__GIVEN EXERCISE__: Repeat the material in full. Keep every line exactly as it is.

__STORED DATA__:
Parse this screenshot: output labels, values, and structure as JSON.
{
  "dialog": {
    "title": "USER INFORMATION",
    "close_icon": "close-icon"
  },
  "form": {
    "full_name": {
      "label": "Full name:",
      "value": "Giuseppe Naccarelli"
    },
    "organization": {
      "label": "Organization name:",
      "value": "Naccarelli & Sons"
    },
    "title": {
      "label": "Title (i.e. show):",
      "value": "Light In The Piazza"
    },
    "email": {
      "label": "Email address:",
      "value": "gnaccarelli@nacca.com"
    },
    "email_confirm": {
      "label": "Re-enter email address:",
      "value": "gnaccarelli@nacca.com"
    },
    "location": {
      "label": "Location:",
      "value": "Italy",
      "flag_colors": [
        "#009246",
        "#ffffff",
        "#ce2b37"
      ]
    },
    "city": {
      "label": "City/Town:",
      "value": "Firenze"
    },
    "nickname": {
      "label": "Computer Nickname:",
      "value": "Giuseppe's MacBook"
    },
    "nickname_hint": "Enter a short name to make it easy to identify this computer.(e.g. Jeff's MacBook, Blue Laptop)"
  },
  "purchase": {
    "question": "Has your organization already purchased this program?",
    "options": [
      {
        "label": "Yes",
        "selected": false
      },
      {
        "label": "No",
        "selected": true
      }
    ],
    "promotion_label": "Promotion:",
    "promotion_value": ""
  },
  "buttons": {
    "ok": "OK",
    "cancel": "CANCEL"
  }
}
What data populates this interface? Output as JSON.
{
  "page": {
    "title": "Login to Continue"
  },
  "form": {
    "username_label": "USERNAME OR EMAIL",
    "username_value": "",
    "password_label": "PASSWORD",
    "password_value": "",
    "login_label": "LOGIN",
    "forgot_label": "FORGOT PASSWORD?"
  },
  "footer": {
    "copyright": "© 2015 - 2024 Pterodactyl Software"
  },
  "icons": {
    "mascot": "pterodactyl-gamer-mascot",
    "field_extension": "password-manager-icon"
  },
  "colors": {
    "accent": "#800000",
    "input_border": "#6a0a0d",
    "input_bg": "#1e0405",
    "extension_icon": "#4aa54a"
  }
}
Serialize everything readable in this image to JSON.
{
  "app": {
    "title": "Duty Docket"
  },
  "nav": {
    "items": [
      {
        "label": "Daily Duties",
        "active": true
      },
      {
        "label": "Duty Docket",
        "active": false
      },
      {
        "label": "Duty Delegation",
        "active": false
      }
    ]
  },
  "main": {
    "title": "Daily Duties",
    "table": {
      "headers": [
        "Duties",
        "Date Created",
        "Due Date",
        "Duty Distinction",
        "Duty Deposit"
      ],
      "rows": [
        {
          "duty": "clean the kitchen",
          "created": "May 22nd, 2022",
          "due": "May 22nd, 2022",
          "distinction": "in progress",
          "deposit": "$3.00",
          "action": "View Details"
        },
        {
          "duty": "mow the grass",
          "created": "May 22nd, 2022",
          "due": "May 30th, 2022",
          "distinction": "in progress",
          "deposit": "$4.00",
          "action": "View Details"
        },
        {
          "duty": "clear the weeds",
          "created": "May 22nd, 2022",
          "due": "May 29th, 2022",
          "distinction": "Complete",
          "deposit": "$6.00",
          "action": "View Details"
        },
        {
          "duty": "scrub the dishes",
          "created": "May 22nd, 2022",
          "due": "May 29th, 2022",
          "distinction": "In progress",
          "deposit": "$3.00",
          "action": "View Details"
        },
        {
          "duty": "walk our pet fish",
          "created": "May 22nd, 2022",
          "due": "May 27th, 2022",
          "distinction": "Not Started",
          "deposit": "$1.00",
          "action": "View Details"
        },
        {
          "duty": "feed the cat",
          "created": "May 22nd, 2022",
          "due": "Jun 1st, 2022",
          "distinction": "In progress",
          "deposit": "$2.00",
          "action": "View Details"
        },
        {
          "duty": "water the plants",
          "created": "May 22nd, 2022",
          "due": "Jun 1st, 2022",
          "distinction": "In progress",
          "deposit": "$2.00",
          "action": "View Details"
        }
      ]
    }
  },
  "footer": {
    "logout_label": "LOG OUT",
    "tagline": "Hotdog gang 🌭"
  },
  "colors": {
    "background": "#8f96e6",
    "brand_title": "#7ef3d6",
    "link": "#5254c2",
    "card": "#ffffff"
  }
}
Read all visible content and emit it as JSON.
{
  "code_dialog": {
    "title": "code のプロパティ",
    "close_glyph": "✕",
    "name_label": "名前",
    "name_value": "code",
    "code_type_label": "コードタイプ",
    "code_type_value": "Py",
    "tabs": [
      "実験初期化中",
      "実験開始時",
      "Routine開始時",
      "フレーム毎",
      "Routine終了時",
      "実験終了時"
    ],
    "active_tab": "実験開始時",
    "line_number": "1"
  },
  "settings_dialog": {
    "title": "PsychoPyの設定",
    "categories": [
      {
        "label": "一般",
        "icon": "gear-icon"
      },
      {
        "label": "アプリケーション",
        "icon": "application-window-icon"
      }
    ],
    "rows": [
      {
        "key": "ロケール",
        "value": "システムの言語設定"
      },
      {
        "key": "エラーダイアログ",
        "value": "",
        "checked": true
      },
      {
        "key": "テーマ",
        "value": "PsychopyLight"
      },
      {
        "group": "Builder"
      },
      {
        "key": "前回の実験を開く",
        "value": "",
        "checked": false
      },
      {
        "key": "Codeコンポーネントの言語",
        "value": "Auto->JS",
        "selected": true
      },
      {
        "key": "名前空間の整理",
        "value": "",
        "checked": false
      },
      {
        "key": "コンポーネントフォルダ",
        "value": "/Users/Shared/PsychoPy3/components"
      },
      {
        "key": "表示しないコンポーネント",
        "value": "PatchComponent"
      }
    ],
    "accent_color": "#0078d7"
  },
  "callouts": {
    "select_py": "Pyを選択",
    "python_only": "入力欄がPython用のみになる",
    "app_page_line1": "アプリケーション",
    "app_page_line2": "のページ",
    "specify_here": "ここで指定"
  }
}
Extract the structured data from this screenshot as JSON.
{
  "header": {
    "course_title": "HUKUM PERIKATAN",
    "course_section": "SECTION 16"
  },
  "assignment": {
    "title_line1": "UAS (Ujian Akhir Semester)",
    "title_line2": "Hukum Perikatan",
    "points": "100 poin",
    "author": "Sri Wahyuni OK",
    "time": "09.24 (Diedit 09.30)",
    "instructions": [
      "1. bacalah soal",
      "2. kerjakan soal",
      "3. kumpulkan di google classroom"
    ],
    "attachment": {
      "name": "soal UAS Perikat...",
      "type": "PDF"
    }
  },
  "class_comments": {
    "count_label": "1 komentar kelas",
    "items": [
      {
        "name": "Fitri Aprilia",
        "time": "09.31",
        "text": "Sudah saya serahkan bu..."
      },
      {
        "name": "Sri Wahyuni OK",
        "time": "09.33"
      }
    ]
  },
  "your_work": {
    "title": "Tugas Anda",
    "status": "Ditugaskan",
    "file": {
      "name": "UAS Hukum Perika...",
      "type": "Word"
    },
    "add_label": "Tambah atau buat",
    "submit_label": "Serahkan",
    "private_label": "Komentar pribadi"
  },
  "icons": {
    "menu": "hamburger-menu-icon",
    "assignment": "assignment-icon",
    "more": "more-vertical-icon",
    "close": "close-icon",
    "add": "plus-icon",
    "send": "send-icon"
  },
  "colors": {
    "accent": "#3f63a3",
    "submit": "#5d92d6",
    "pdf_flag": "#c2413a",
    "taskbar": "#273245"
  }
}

__RESPONSE TO THIS EXERCISE__:
Parse this screenshot: output labels, values, and structure as JSON.
{
  "dialog": {
    "title": "USER INFORMATION",
    "close_icon": "close-icon"
  },
  "form": {
    "full_name": {
      "label": "Full name:",
      "value": "Giuseppe Naccarelli"
    },
    "organization": {
      "label": "Organization name:",
      "value": "Naccarelli & Sons"
    },
    "title": {
      "label": "Title (i.e. show):",
      "value": "Light In The Piazza"
    },
    "email": {
      "label": "Email address:",
      "value": "gnaccarelli@nacca.com"
    },
    "email_confirm": {
      "label": "Re-enter email address:",
      "value": "gnaccarelli@nacca.com"
    },
    "location": {
      "label": "Location:",
      "value": "Italy",
      "flag_colors": [
        "#009246",
        "#ffffff",
        "#ce2b37"
      ]
    },
    "city": {
      "label": "City/Town:",
      "value": "Firenze"
    },
    "nickname": {
      "label": "Computer Nickname:",
      "value": "Giuseppe's MacBook"
    },
    "nickname_hint": "Enter a short name to make it easy to identify this computer.(e.g. Jeff's MacBook, Blue Laptop)"
  },
  "purchase": {
    "question": "Has your organization already purchased this program?",
    "options": [
      {
        "label": "Yes",
        "selected": false
      },
      {
        "label": "No",
        "selected": true
      }
    ],
    "promotion_label": "Promotion:",
    "promotion_value": ""
  },
  "buttons": {
    "ok": "OK",
    "cancel": "CANCEL"
  }
}
What data populates this interface? Output as JSON.
{
  "page": {
    "title": "Login to Continue"
  },
  "form": {
    "username_label": "USERNAME OR EMAIL",
    "username_value": "",
    "password_label": "PASSWORD",
    "password_value": "",
    "login_label": "LOGIN",
    "forgot_label": "FORGOT PASSWORD?"
  },
  "footer": {
    "copyright": "© 2015 - 2024 Pterodactyl Software"
  },
  "icons": {
    "mascot": "pterodactyl-gamer-mascot",
    "field_extension": "password-manager-icon"
  },
  "colors": {
    "accent": "#800000",
    "input_border": "#6a0a0d",
    "input_bg": "#1e0405",
    "extension_icon": "#4aa54a"
  }
}
Serialize everything readable in this image to JSON.
{
  "app": {
    "title": "Duty Docket"
  },
  "nav": {
    "items": [
      {
        "label": "Daily Duties",
        "active": true
      },
      {
        "label": "Duty Docket",
        "active": false
      },
      {
        "label": "Duty Delegation",
        "active": false
      }
    ]
  },
  "main": {
    "title": "Daily Duties",
    "table": {
      "headers": [
        "Duties",
        "Date Created",
        "Due Date",
        "Duty Distinction",
        "Duty Deposit"
      ],
      "rows": [
        {
          "duty": "clean the kitchen",
          "created": "May 22nd, 2022",
          "due": "May 22nd, 2022",
          "distinction": "in progress",
          "deposit": "$3.00",
          "action": "View Details"
        },
        {
          "duty": "mow the grass",
          "created": "May 22nd, 2022",
          "due": "May 30th, 2022",
          "distinction": "in progress",
          "deposit": "$4.00",
          "action": "View Details"
        },
        {
          "duty": "clear the weeds",
          "created": "May 22nd, 2022",
          "due": "May 29th, 2022",
          "distinction": "Complete",
          "deposit": "$6.00",
          "action": "View Details"
        },
        {
          "duty": "scrub the dishes",
          "created": "May 22nd, 2022",
          "due": "May 29th, 2022",
          "distinction": "In progress",
          "deposit": "$3.00",
          "action": "View Details"
        },
        {
          "duty": "walk our pet fish",
          "created": "May 22nd, 2022",
          "due": "May 27th, 2022",
          "distinction": "Not Started",
          "deposit": "$1.00",
          "action": "View Details"
        },
        {
          "duty": "feed the cat",
          "created": "May 22nd, 2022",
          "due": "Jun 1st, 2022",
          "distinction": "In progress",
          "deposit": "$2.00",
          "action": "View Details"
        },
        {
          "duty": "water the plants",
          "created": "May 22nd, 2022",
          "due": "Jun 1st, 2022",
          "distinction": "In progress",
          "deposit": "$2.00",
          "action": "View Details"
        }
      ]
    }
  },
  "footer": {
    "logout_label": "LOG OUT",
    "tagline": "Hotdog gang 🌭"
  },
  "colors": {
    "background": "#8f96e6",
    "brand_title": "#7ef3d6",
    "link": "#5254c2",
    "card": "#ffffff"
  }
}
Read all visible content and emit it as JSON.
{
  "code_dialog": {
    "title": "code のプロパティ",
    "close_glyph": "✕",
    "name_label": "名前",
    "name_value": "code",
    "code_type_label": "コードタイプ",
    "code_type_value": "Py",
    "tabs": [
      "実験初期化中",
      "実験開始時",
      "Routine開始時",
      "フレーム毎",
      "Routine終了時",
      "実験終了時"
    ],
    "active_tab": "実験開始時",
    "line_number": "1"
  },
  "settings_dialog": {
    "title": "PsychoPyの設定",
    "categories": [
      {
        "label": "一般",
        "icon": "gear-icon"
      },
      {
        "label": "アプリケーション",
        "icon": "application-window-icon"
      }
    ],
    "rows": [
      {
        "key": "ロケール",
        "value": "システムの言語設定"
      },
      {
        "key": "エラーダイアログ",
        "value": "",
        "checked": true
      },
      {
        "key": "テーマ",
        "value": "PsychopyLight"
      },
      {
        "group": "Builder"
      },
      {
        "key": "前回の実験を開く",
        "value": "",
        "checked": false
      },
      {
        "key": "Codeコンポーネントの言語",
        "value": "Auto->JS",
        "selected": true
      },
      {
        "key": "名前空間の整理",
        "value": "",
        "checked": false
      },
      {
        "key": "コンポーネントフォルダ",
        "value": "/Users/Shared/PsychoPy3/components"
      },
      {
        "key": "表示しないコンポーネント",
        "value": "PatchComponent"
      }
    ],
    "accent_color": "#0078d7"
  },
  "callouts": {
    "select_py": "Pyを選択",
    "python_only": "入力欄がPython用のみになる",
    "app_page_line1": "アプリケーション",
    "app_page_line2": "のページ",
    "specify_here": "ここで指定"
  }
}
Extract the structured data from this screenshot as JSON.
{
  "header": {
    "course_title": "HUKUM PERIKATAN",
    "course_section": "SECTION 16"
  },
  "assignment": {
    "title_line1": "UAS (Ujian Akhir Semester)",
    "title_line2": "Hukum Perikatan",
    "points": "100 poin",
    "author": "Sri Wahyuni OK",
    "time": "09.24 (Diedit 09.30)",
    "instructions": [
      "1. bacalah soal",
      "2. kerjakan soal",
      "3. kumpulkan di google classroom"
    ],
    "attachment": {
      "name": "soal UAS Perikat...",
      "type": "PDF"
    }
  },
  "class_comments": {
    "count_label": "1 komentar kelas",
    "items": [
      {
        "name": "Fitri Aprilia",
        "time": "09.31",
        "text": "Sudah saya serahkan bu..."
      },
      {
        "name": "Sri Wahyuni OK",
        "time": "09.33"
      }
    ]
  },
  "your_work": {
    "title": "Tugas Anda",
    "status": "Ditugaskan",
    "file": {
      "name": "UAS Hukum Perika...",
      "type": "Word"
    },
    "add_label": "Tambah atau buat",
    "submit_label": "Serahkan",
    "private_label": "Komentar pribadi"
  },
  "icons": {
    "menu": "hamburger-menu-icon",
    "assignment": "assignment-icon",
    "more": "more-vertical-icon",
    "close": "close-icon",
    "add": "plus-icon",
    "send": "send-icon"
  },
  "colors": {
    "accent": "#3f63a3",
    "submit": "#5d92d6",
    "pdf_flag": "#c2413a",
    "taskbar": "#273245"
  }
}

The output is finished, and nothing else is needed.